* Do this
In the copy, include every entry exactly but none of the images.

----

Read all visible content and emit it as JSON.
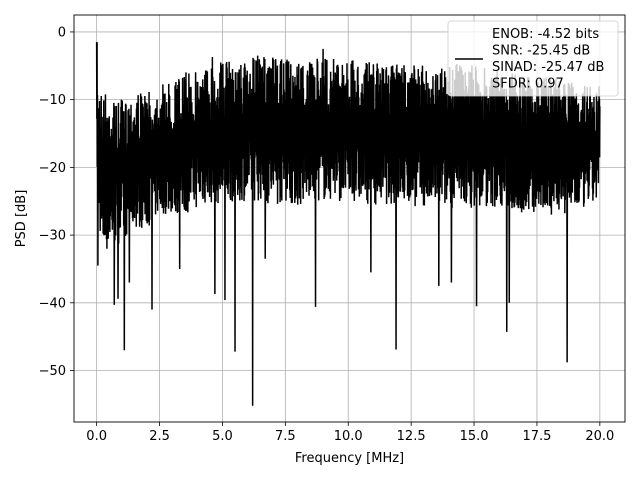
{
  "chart_data": {
    "type": "line",
    "xlabel": "Frequency [MHz]",
    "ylabel": "PSD [dB]",
    "xlim": [
      -0.9,
      21.0
    ],
    "ylim": [
      -57.6,
      2.5
    ],
    "x_ticks": [
      0.0,
      2.5,
      5.0,
      7.5,
      10.0,
      12.5,
      15.0,
      17.5,
      20.0
    ],
    "x_tick_labels": [
      "0.0",
      "2.5",
      "5.0",
      "7.5",
      "10.0",
      "12.5",
      "15.0",
      "17.5",
      "20.0"
    ],
    "y_ticks": [
      0,
      -10,
      -20,
      -30,
      -40,
      -50
    ],
    "y_tick_labels": [
      "0",
      "−10",
      "−20",
      "−30",
      "−40",
      "−50"
    ],
    "grid": true,
    "legend_position": "top-right",
    "series": [
      {
        "name": "ENOB: -4.52 bits\nSNR: -25.45 dB\nSINAD: -25.47 dB\nSFDR: 0.97",
        "color": "#000000",
        "x_start": 0.0,
        "x_end": 20.0,
        "upper_envelope": [
          [
            0.0,
            -1.5
          ],
          [
            0.15,
            -8
          ],
          [
            0.5,
            -9
          ],
          [
            1.0,
            -10
          ],
          [
            1.5,
            -8.5
          ],
          [
            2.0,
            -9
          ],
          [
            2.5,
            -8
          ],
          [
            3.0,
            -7
          ],
          [
            3.5,
            -6
          ],
          [
            4.0,
            -5.5
          ],
          [
            4.5,
            -4.5
          ],
          [
            5.0,
            -4
          ],
          [
            5.5,
            -4.5
          ],
          [
            6.0,
            -4
          ],
          [
            6.5,
            -3.5
          ],
          [
            7.0,
            -4
          ],
          [
            7.5,
            -4
          ],
          [
            8.0,
            -4
          ],
          [
            8.5,
            -4.5
          ],
          [
            9.0,
            -3.5
          ],
          [
            10.0,
            -4
          ],
          [
            11.0,
            -4.5
          ],
          [
            12.0,
            -4.5
          ],
          [
            13.0,
            -5
          ],
          [
            14.0,
            -4.5
          ],
          [
            15.0,
            -5
          ],
          [
            16.0,
            -5.5
          ],
          [
            17.0,
            -6.5
          ],
          [
            18.0,
            -6.5
          ],
          [
            19.0,
            -7.5
          ],
          [
            20.0,
            -8
          ]
        ],
        "lower_envelope": [
          [
            0.0,
            -20
          ],
          [
            0.2,
            -34
          ],
          [
            0.5,
            -32
          ],
          [
            1.0,
            -31
          ],
          [
            1.5,
            -29
          ],
          [
            2.0,
            -29
          ],
          [
            2.5,
            -27
          ],
          [
            3.0,
            -27
          ],
          [
            3.5,
            -27
          ],
          [
            4.0,
            -26
          ],
          [
            4.5,
            -25.5
          ],
          [
            5.0,
            -25.5
          ],
          [
            5.5,
            -25
          ],
          [
            6.0,
            -25
          ],
          [
            6.5,
            -25
          ],
          [
            7.0,
            -26
          ],
          [
            7.5,
            -25
          ],
          [
            8.0,
            -26
          ],
          [
            8.5,
            -25
          ],
          [
            9.0,
            -25
          ],
          [
            10.0,
            -25
          ],
          [
            11.0,
            -25.5
          ],
          [
            12.0,
            -25.5
          ],
          [
            13.0,
            -26
          ],
          [
            14.0,
            -26
          ],
          [
            15.0,
            -26
          ],
          [
            16.0,
            -26
          ],
          [
            17.0,
            -27
          ],
          [
            18.0,
            -27
          ],
          [
            19.0,
            -27
          ],
          [
            20.0,
            -25
          ]
        ],
        "peaks": [
          [
            0.02,
            -1.5
          ],
          [
            4.6,
            -3.7
          ],
          [
            5.5,
            -0.2
          ],
          [
            6.4,
            -3.5
          ],
          [
            7.0,
            -3.8
          ],
          [
            9.0,
            -2.5
          ]
        ],
        "dips": [
          [
            0.05,
            -34.5
          ],
          [
            0.7,
            -40.3
          ],
          [
            0.85,
            -39.4
          ],
          [
            1.1,
            -47
          ],
          [
            1.3,
            -37
          ],
          [
            2.2,
            -41
          ],
          [
            3.3,
            -35
          ],
          [
            4.7,
            -38.7
          ],
          [
            5.1,
            -39.6
          ],
          [
            5.5,
            -47.2
          ],
          [
            6.2,
            -55.2
          ],
          [
            6.7,
            -33.5
          ],
          [
            8.7,
            -40.6
          ],
          [
            10.9,
            -35.5
          ],
          [
            11.9,
            -46.9
          ],
          [
            13.6,
            -37.5
          ],
          [
            14.1,
            -37
          ],
          [
            15.1,
            -40.5
          ],
          [
            16.3,
            -44.3
          ],
          [
            16.4,
            -40
          ],
          [
            18.7,
            -48.8
          ]
        ]
      }
    ]
  }
}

----

* Written response
Read all visible content and emit it as JSON.
{
  "chart_data": {
    "type": "line",
    "xlabel": "Frequency [MHz]",
    "ylabel": "PSD [dB]",
    "xlim": [
      -0.9,
      21.0
    ],
    "ylim": [
      -57.6,
      2.5
    ],
    "x_ticks": [
      0.0,
      2.5,
      5.0,
      7.5,
      10.0,
      12.5,
      15.0,
      17.5,
      20.0
    ],
    "x_tick_labels": [
      "0.0",
      "2.5",
      "5.0",
      "7.5",
      "10.0",
      "12.5",
      "15.0",
      "17.5",
      "20.0"
    ],
    "y_ticks": [
      0,
      -10,
      -20,
      -30,
      -40,
      -50
    ],
    "y_tick_labels": [
      "0",
      "−10",
      "−20",
      "−30",
      "−40",
      "−50"
    ],
    "grid": true,
    "legend_position": "top-right",
    "series": [
      {
        "name": "ENOB: -4.52 bits\nSNR: -25.45 dB\nSINAD: -25.47 dB\nSFDR: 0.97",
        "color": "#000000",
        "x_start": 0.0,
        "x_end": 20.0,
        "upper_envelope": [
          [
            0.0,
            -1.5
          ],
          [
            0.15,
            -8
          ],
          [
            0.5,
            -9
          ],
          [
            1.0,
            -10
          ],
          [
            1.5,
            -8.5
          ],
          [
            2.0,
            -9
          ],
          [
            2.5,
            -8
          ],
          [
            3.0,
            -7
          ],
          [
            3.5,
            -6
          ],
          [
            4.0,
            -5.5
          ],
          [
            4.5,
            -4.5
          ],
          [
            5.0,
            -4
          ],
          [
            5.5,
            -4.5
          ],
          [
            6.0,
            -4
          ],
          [
            6.5,
            -3.5
          ],
          [
            7.0,
            -4
          ],
          [
            7.5,
            -4
          ],
          [
            8.0,
            -4
          ],
          [
            8.5,
            -4.5
          ],
          [
            9.0,
            -3.5
          ],
          [
            10.0,
            -4
          ],
          [
            11.0,
            -4.5
          ],
          [
            12.0,
            -4.5
          ],
          [
            13.0,
            -5
          ],
          [
            14.0,
            -4.5
          ],
          [
            15.0,
            -5
          ],
          [
            16.0,
            -5.5
          ],
          [
            17.0,
            -6.5
          ],
          [
            18.0,
            -6.5
          ],
          [
            19.0,
            -7.5
          ],
          [
            20.0,
            -8
          ]
        ],
        "lower_envelope": [
          [
            0.0,
            -20
          ],
          [
            0.2,
            -34
          ],
          [
            0.5,
            -32
          ],
          [
            1.0,
            -31
          ],
          [
            1.5,
            -29
          ],
          [
            2.0,
            -29
          ],
          [
            2.5,
            -27
          ],
          [
            3.0,
            -27
          ],
          [
            3.5,
            -27
          ],
          [
            4.0,
            -26
          ],
          [
            4.5,
            -25.5
          ],
          [
            5.0,
            -25.5
          ],
          [
            5.5,
            -25
          ],
          [
            6.0,
            -25
          ],
          [
            6.5,
            -25
          ],
          [
            7.0,
            -26
          ],
          [
            7.5,
            -25
          ],
          [
            8.0,
            -26
          ],
          [
            8.5,
            -25
          ],
          [
            9.0,
            -25
          ],
          [
            10.0,
            -25
          ],
          [
            11.0,
            -25.5
          ],
          [
            12.0,
            -25.5
          ],
          [
            13.0,
            -26
          ],
          [
            14.0,
            -26
          ],
          [
            15.0,
            -26
          ],
          [
            16.0,
            -26
          ],
          [
            17.0,
            -27
          ],
          [
            18.0,
            -27
          ],
          [
            19.0,
            -27
          ],
          [
            20.0,
            -25
          ]
        ],
        "peaks": [
          [
            0.02,
            -1.5
          ],
          [
            4.6,
            -3.7
          ],
          [
            5.5,
            -0.2
          ],
          [
            6.4,
            -3.5
          ],
          [
            7.0,
            -3.8
          ],
          [
            9.0,
            -2.5
          ]
        ],
        "dips": [
          [
            0.05,
            -34.5
          ],
          [
            0.7,
            -40.3
          ],
          [
            0.85,
            -39.4
          ],
          [
            1.1,
            -47
          ],
          [
            1.3,
            -37
          ],
          [
            2.2,
            -41
          ],
          [
            3.3,
            -35
          ],
          [
            4.7,
            -38.7
          ],
          [
            5.1,
            -39.6
          ],
          [
            5.5,
            -47.2
          ],
          [
            6.2,
            -55.2
          ],
          [
            6.7,
            -33.5
          ],
          [
            8.7,
            -40.6
          ],
          [
            10.9,
            -35.5
          ],
          [
            11.9,
            -46.9
          ],
          [
            13.6,
            -37.5
          ],
          [
            14.1,
            -37
          ],
          [
            15.1,
            -40.5
          ],
          [
            16.3,
            -44.3
          ],
          [
            16.4,
            -40
          ],
          [
            18.7,
            -48.8
          ]
        ]
      }
    ]
  }
}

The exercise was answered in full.